ЗАДАНИЕ A: Как называется четвертая глава первой книги «Повести о Тайра», если верить фрагменту о гунки?

ФРАГМЕНТ ДОКУМЕНТА:
..............................

В самом деле, при первом же знакомстве с гунки начинает чувствоваться какая-то двойственность, неустойчивость их жанра. С одной стороны, они слишком историчны, чтобы быть чистой литературой, с другой — слишком литературны, чтобы быть историей. Признать их за продукт чисто литературного творчества препятствует целый ряд элементов, обычно свойственных исторической хронике; утверждать, что они только хроника,— нельзя из-за наличности ряда поэтических приемов.
К числу того, что может быть названо определенно не литературным, в гунки можно отнести очень многое:
Прежде всего за таковое должно признать те постоянные перечисления имен, званий, должностей, чинов, учреждений и т. д., которыми поистине насыщены даже наиболее «литературные» гунки. Один из японских историков литературы говорит, что все эти собственные имена нагромождены здесь в таком количестве и с таким тщанием, как будто мы имеем пред собой не «повесть», но послужной список или чиновную генеалогию'. Замечание это совершенно справедливо: достаточно взять хотя бы самую поэтическую из этих повестей,— «Повесть о Тайра», чтобы уже в первой книге натолкиуться — в четвертой главе — «Вагами но эйга» — «Процветание рода» на сплошное, перечисление собственных имен—членов рода Тайра, с точнейшим указанием того, кто из них занимал какую должность и был в каком чине и звании.

..............................

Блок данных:
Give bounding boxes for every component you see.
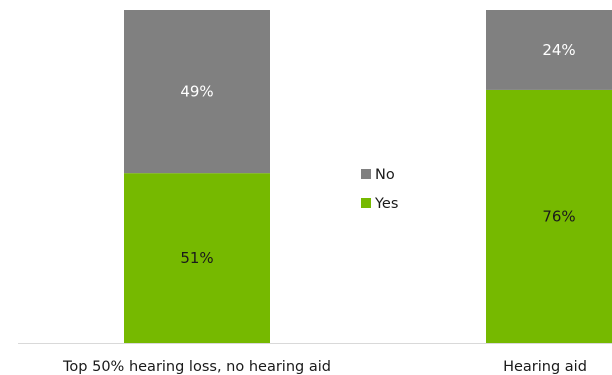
legend-label-no: No <box>375 167 395 183</box>
data-label-no-0: 49% <box>180 83 213 101</box>
data-label-yes-0: 51% <box>180 249 213 267</box>
bar-yes-0 <box>124 173 270 343</box>
bar-no-0 <box>124 10 270 174</box>
legend: No Yes <box>361 167 398 212</box>
data-label-no-1: 24% <box>542 41 575 59</box>
data-label-yes-1: 76% <box>542 207 575 225</box>
bars-group: 51% 49% 76% 24% <box>124 10 612 343</box>
legend-swatch-no <box>361 169 371 179</box>
bar-no-1 <box>486 10 612 90</box>
category-label-0: Top 50% hearing loss, no hearing aid <box>62 359 331 375</box>
bar-yes-1 <box>486 89 612 343</box>
legend-swatch-yes <box>361 198 371 208</box>
category-label-1: Hearing aid <box>503 359 587 375</box>
legend-label-yes: Yes <box>374 196 398 212</box>
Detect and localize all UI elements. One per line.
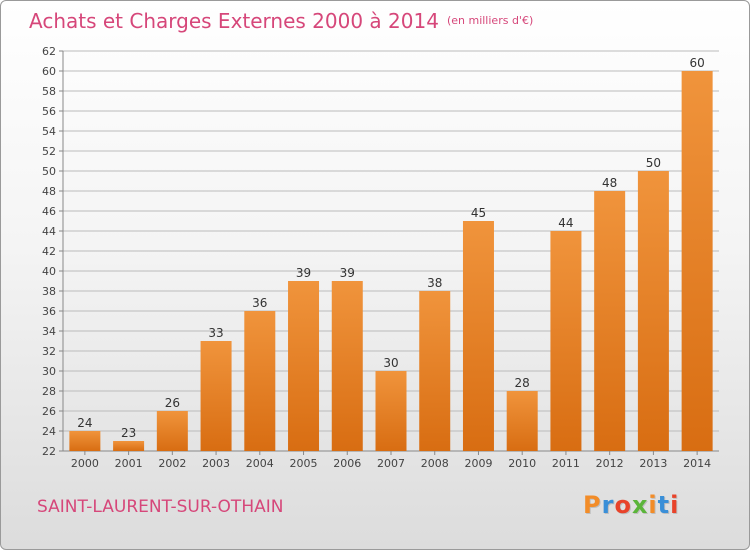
bar: [288, 281, 320, 451]
x-tick-label: 2005: [290, 457, 318, 470]
y-tick-label: 24: [42, 425, 56, 438]
data-label: 28: [515, 376, 530, 390]
bar: [375, 371, 407, 451]
data-label: 39: [296, 266, 311, 280]
bar: [200, 341, 232, 451]
data-label: 24: [77, 416, 92, 430]
x-tick-label: 2013: [639, 457, 667, 470]
x-tick-label: 2008: [421, 457, 449, 470]
bar: [462, 221, 494, 451]
y-tick-label: 34: [42, 325, 56, 338]
x-tick-label: 2001: [115, 457, 143, 470]
data-label: 60: [689, 56, 704, 70]
y-tick-label: 36: [42, 305, 56, 318]
bar: [506, 391, 538, 451]
brand-letter: o: [614, 491, 632, 519]
x-tick-label: 2006: [333, 457, 361, 470]
brand-letter: P: [583, 491, 602, 519]
y-tick-label: 48: [42, 185, 56, 198]
chart-title: Achats et Charges Externes 2000 à 2014 (e…: [29, 9, 533, 33]
data-label: 38: [427, 276, 442, 290]
data-label: 39: [340, 266, 355, 280]
brand-letter: x: [631, 491, 649, 519]
x-tick-label: 2011: [552, 457, 580, 470]
brand-letter: r: [601, 491, 615, 519]
data-label: 30: [383, 356, 398, 370]
y-tick-label: 52: [42, 145, 56, 158]
bar: [637, 171, 669, 451]
x-tick-label: 2000: [71, 457, 99, 470]
y-tick-label: 60: [42, 65, 56, 78]
y-tick-label: 32: [42, 345, 56, 358]
y-tick-label: 46: [42, 205, 56, 218]
data-label: 44: [558, 216, 573, 230]
x-tick-label: 2002: [158, 457, 186, 470]
y-tick-label: 38: [42, 285, 56, 298]
bar: [156, 411, 188, 451]
y-tick-label: 28: [42, 385, 56, 398]
data-label: 45: [471, 206, 486, 220]
x-tick-label: 2009: [464, 457, 492, 470]
x-tick-label: 2010: [508, 457, 536, 470]
y-tick-label: 50: [42, 165, 56, 178]
x-tick-label: 2004: [246, 457, 274, 470]
y-tick-label: 22: [42, 445, 56, 458]
title-text: Achats et Charges Externes 2000 à 2014: [29, 9, 439, 33]
bar: [244, 311, 276, 451]
y-tick-label: 30: [42, 365, 56, 378]
data-label: 48: [602, 176, 617, 190]
x-tick-label: 2012: [596, 457, 624, 470]
y-tick-label: 40: [42, 265, 56, 278]
bar: [69, 431, 101, 451]
data-label: 50: [646, 156, 661, 170]
brand-letter: i: [670, 491, 680, 519]
y-tick-label: 42: [42, 245, 56, 258]
brand-letter: i: [648, 491, 658, 519]
y-tick-label: 62: [42, 45, 56, 58]
x-tick-label: 2007: [377, 457, 405, 470]
data-label: 23: [121, 426, 136, 440]
data-label: 26: [165, 396, 180, 410]
y-tick-label: 56: [42, 105, 56, 118]
data-label: 33: [208, 326, 223, 340]
brand-logo: Proxiti: [583, 491, 679, 519]
bar: [681, 71, 713, 451]
bar: [550, 231, 582, 451]
bar: [419, 291, 451, 451]
y-tick-label: 26: [42, 405, 56, 418]
x-tick-label: 2003: [202, 457, 230, 470]
bar: [594, 191, 626, 451]
brand-letter: t: [657, 491, 671, 519]
bar: [113, 441, 145, 451]
y-tick-label: 54: [42, 125, 56, 138]
y-tick-label: 44: [42, 225, 56, 238]
bar: [331, 281, 363, 451]
data-label: 36: [252, 296, 267, 310]
x-tick-label: 2014: [683, 457, 711, 470]
title-unit: (en milliers d'€): [446, 14, 534, 27]
location-name: SAINT-LAURENT-SUR-OTHAIN: [37, 497, 284, 517]
y-tick-label: 58: [42, 85, 56, 98]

..............................

ЗАДАНИЕ B: Отредактируй записи с их начала до строки с «Detect and localize» включительно: замени «Top» на «Upper», а все остальное оставь без изменений. Картинки в ответ не включай.

РЕШЕНИЕ A: «Вагами но эйга» — «Процветание рода».

РЕШЕНИЕ B:
Give bounding boxes for every component you see.
legend-label-no: No <box>375 167 395 183</box>
data-label-no-0: 49% <box>180 83 213 101</box>
data-label-yes-0: 51% <box>180 249 213 267</box>
bar-yes-0 <box>124 173 270 343</box>
bar-no-0 <box>124 10 270 174</box>
legend: No Yes <box>361 167 398 212</box>
data-label-no-1: 24% <box>542 41 575 59</box>
data-label-yes-1: 76% <box>542 207 575 225</box>
bars-group: 51% 49% 76% 24% <box>124 10 612 343</box>
legend-swatch-no <box>361 169 371 179</box>
bar-no-1 <box>486 10 612 90</box>
category-label-0: Upper 50% hearing loss, no hearing aid <box>62 359 331 375</box>
bar-yes-1 <box>486 89 612 343</box>
legend-swatch-yes <box>361 198 371 208</box>
category-label-1: Hearing aid <box>503 359 587 375</box>
legend-label-yes: Yes <box>374 196 398 212</box>
Detect and localize all UI elements. One per line.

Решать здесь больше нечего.